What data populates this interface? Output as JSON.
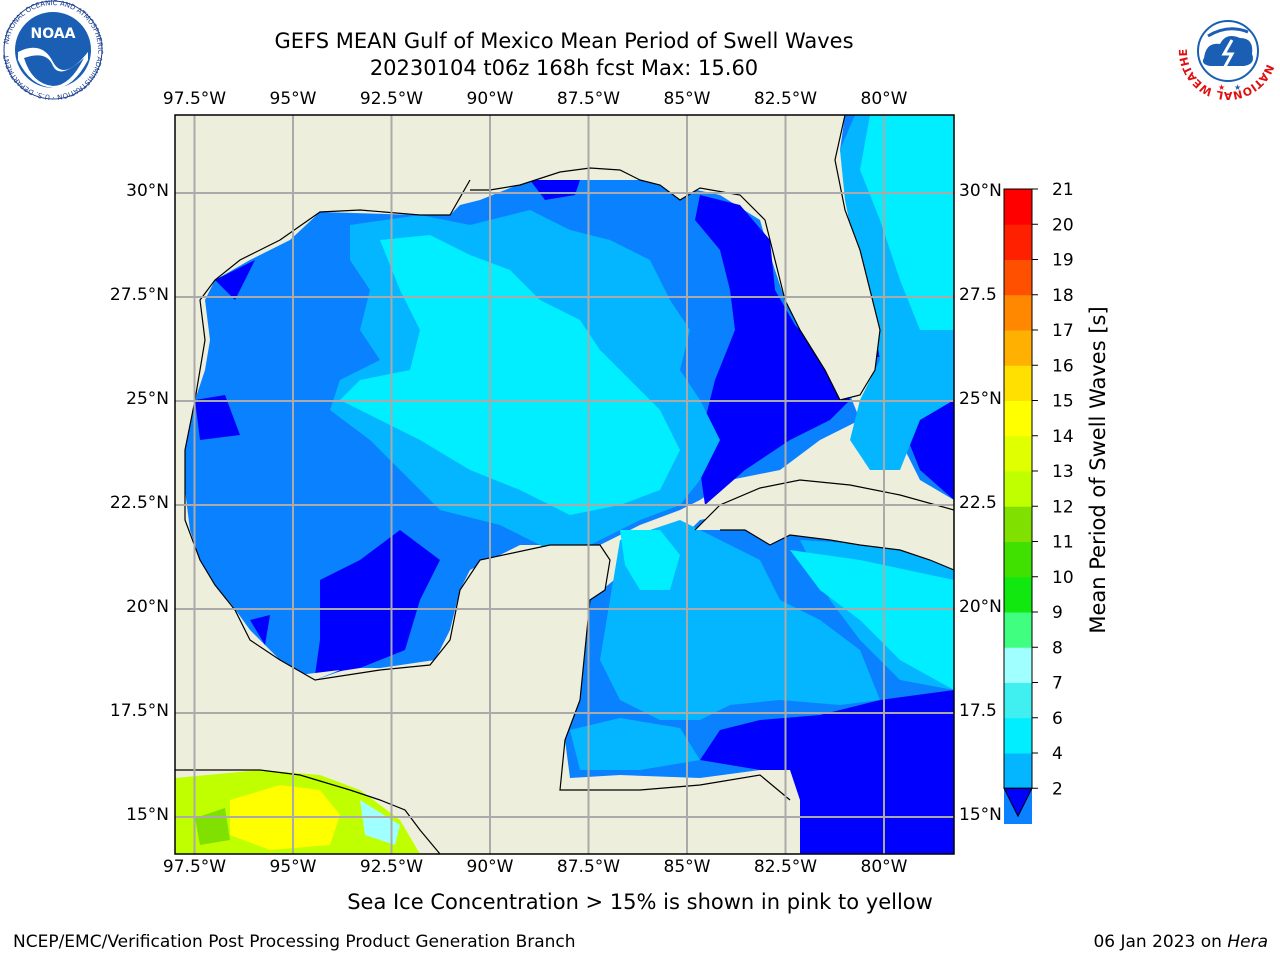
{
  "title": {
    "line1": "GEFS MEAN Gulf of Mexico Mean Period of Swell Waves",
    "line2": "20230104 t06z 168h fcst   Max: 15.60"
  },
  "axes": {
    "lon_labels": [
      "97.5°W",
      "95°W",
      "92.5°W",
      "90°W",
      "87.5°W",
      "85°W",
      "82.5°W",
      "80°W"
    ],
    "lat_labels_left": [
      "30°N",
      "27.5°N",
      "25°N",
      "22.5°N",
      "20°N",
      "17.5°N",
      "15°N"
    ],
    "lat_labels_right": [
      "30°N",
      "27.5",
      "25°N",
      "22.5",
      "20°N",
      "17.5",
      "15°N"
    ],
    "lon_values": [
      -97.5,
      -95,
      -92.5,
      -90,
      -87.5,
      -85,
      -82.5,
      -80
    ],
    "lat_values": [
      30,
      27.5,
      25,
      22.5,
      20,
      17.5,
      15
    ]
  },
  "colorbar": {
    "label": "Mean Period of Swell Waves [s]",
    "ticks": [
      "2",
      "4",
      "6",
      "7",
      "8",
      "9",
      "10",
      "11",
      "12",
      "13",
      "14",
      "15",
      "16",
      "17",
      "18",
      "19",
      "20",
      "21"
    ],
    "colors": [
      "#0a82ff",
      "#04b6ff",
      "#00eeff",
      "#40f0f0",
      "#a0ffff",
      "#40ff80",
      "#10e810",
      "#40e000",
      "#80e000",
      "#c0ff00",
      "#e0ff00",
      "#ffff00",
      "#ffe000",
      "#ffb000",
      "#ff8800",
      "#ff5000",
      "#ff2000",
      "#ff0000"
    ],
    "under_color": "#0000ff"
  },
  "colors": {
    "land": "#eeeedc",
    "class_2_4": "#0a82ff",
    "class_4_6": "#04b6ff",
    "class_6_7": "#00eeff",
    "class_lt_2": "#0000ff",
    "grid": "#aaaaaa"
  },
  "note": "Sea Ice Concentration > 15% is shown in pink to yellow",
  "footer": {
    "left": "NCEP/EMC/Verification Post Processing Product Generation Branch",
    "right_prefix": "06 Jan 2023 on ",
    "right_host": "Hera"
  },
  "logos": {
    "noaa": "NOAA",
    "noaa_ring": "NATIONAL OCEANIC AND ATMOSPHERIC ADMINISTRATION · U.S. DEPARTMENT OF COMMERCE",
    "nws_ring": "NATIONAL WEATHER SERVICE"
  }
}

+ + + +

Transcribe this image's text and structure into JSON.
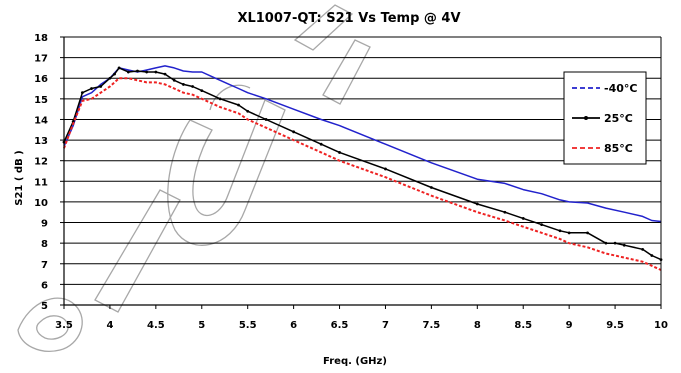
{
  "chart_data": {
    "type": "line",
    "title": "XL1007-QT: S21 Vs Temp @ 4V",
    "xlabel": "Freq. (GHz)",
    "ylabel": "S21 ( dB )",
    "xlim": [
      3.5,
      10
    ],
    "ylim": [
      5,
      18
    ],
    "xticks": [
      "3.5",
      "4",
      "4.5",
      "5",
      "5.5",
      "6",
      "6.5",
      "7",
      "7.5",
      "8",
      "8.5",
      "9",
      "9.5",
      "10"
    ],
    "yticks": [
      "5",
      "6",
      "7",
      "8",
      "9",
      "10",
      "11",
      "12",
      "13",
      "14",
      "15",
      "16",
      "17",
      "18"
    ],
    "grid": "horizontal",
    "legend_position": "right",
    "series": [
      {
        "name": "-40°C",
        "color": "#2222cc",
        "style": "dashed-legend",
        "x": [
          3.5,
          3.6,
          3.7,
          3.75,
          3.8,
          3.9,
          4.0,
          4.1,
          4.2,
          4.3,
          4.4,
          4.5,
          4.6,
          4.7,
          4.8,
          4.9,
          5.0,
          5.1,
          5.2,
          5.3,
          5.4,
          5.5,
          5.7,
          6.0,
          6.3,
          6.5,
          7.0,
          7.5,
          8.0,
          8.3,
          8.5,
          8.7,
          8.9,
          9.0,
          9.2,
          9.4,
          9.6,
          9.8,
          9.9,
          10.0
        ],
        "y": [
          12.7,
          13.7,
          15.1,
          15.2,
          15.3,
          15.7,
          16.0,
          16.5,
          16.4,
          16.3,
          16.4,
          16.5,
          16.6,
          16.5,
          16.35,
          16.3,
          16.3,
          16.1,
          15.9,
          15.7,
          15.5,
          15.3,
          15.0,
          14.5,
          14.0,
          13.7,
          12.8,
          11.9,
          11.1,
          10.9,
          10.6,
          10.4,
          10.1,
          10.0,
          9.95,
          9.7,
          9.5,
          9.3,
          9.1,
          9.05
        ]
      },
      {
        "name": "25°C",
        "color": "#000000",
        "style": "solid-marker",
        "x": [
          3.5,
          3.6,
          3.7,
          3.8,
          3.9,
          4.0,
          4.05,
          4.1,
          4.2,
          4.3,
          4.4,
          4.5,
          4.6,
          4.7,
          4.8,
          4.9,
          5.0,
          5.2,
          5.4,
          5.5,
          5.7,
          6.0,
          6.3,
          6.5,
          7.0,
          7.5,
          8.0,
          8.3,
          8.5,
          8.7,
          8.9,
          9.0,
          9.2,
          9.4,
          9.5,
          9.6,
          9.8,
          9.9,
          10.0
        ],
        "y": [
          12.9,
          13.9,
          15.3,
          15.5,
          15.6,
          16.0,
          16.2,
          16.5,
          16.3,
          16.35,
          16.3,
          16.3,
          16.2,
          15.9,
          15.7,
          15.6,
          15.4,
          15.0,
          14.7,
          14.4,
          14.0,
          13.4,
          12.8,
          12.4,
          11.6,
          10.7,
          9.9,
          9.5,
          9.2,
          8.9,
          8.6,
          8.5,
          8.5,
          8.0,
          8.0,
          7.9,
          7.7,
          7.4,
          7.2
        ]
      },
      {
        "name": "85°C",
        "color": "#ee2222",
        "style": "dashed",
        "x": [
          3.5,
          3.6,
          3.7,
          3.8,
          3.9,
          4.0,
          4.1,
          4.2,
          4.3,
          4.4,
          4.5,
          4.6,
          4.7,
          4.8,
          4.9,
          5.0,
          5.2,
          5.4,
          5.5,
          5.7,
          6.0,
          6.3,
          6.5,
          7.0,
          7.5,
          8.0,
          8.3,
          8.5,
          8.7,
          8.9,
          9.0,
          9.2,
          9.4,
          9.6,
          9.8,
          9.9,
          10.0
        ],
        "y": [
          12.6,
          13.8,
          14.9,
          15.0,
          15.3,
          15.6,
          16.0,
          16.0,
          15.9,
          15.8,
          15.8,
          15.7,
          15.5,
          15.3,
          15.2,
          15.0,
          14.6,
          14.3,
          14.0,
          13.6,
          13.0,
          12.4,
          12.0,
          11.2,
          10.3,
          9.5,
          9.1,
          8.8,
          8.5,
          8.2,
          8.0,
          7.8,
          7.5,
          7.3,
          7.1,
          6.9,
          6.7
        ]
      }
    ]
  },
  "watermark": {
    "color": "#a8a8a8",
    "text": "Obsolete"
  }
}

+ + + +

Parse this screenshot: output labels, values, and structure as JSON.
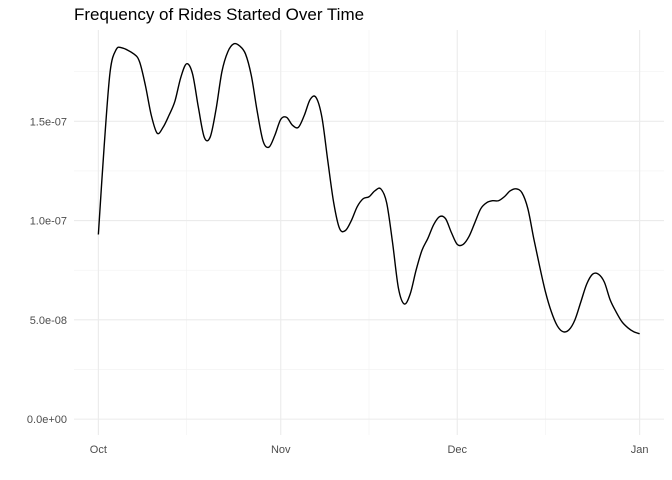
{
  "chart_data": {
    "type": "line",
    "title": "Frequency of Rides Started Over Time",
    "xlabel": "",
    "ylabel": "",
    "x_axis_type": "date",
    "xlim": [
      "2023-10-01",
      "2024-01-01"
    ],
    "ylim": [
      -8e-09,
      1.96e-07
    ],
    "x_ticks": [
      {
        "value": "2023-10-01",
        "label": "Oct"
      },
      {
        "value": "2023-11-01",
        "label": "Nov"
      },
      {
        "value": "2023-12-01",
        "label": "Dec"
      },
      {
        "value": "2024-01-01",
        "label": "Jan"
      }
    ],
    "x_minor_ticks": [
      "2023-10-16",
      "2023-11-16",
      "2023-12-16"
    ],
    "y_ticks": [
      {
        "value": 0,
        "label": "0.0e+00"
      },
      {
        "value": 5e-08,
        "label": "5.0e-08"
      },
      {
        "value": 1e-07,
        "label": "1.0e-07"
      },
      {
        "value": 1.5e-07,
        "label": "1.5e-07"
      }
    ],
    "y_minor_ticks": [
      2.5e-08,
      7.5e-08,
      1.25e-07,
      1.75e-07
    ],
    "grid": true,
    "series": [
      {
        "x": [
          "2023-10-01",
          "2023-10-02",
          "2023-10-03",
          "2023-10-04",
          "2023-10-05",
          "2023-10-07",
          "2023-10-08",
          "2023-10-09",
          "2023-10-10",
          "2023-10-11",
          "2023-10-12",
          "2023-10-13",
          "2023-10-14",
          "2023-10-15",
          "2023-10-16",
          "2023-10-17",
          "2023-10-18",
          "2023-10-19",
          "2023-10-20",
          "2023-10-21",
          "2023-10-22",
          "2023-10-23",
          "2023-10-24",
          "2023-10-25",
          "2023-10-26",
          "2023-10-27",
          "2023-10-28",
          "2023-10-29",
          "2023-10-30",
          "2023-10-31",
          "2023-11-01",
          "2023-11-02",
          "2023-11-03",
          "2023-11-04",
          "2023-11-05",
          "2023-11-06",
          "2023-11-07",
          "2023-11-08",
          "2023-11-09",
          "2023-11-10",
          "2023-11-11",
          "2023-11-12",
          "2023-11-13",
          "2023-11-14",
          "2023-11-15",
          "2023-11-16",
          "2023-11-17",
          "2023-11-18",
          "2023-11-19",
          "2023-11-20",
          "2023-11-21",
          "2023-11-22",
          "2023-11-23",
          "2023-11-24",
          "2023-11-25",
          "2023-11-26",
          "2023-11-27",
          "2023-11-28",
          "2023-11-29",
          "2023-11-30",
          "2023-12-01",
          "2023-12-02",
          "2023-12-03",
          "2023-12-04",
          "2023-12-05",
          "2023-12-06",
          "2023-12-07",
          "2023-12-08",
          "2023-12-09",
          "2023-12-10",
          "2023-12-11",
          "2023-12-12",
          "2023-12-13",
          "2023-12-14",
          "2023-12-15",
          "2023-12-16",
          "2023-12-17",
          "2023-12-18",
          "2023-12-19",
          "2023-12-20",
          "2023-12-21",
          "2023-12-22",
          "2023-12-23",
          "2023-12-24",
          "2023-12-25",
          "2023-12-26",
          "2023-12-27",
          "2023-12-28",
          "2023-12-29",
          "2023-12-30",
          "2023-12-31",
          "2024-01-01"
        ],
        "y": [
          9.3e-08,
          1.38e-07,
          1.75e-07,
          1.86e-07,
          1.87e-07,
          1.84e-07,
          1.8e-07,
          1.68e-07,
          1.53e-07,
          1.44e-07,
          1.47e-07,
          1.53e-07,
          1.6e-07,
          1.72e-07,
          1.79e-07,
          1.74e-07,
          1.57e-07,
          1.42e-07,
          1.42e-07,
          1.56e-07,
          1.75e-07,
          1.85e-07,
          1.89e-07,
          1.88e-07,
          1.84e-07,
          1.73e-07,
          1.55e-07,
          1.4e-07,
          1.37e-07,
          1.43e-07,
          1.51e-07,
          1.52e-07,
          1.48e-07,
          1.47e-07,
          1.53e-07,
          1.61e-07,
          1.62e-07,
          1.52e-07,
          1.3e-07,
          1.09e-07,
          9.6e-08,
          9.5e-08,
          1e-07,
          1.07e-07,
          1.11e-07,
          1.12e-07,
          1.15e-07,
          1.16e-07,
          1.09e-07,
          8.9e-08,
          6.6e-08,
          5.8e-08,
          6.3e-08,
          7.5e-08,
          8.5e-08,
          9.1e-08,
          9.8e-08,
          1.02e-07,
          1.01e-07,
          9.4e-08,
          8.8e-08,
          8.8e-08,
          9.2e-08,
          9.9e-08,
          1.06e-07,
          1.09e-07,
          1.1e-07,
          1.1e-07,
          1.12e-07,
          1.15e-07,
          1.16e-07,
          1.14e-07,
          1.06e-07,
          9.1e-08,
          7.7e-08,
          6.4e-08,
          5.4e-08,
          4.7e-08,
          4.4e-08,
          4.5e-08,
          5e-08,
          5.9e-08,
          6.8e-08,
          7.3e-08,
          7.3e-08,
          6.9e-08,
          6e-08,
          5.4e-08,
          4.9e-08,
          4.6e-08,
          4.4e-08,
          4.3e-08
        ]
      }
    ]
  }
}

+ + + +

Work instructions:
For this exercise, gather every line of the data that contains the word "Waves".

Response to the task:
    "line1": "GEFS MEAN Gulf of Mexico Mean Period of Swell Waves",
    "label": "Mean Period of Swell Waves [s]",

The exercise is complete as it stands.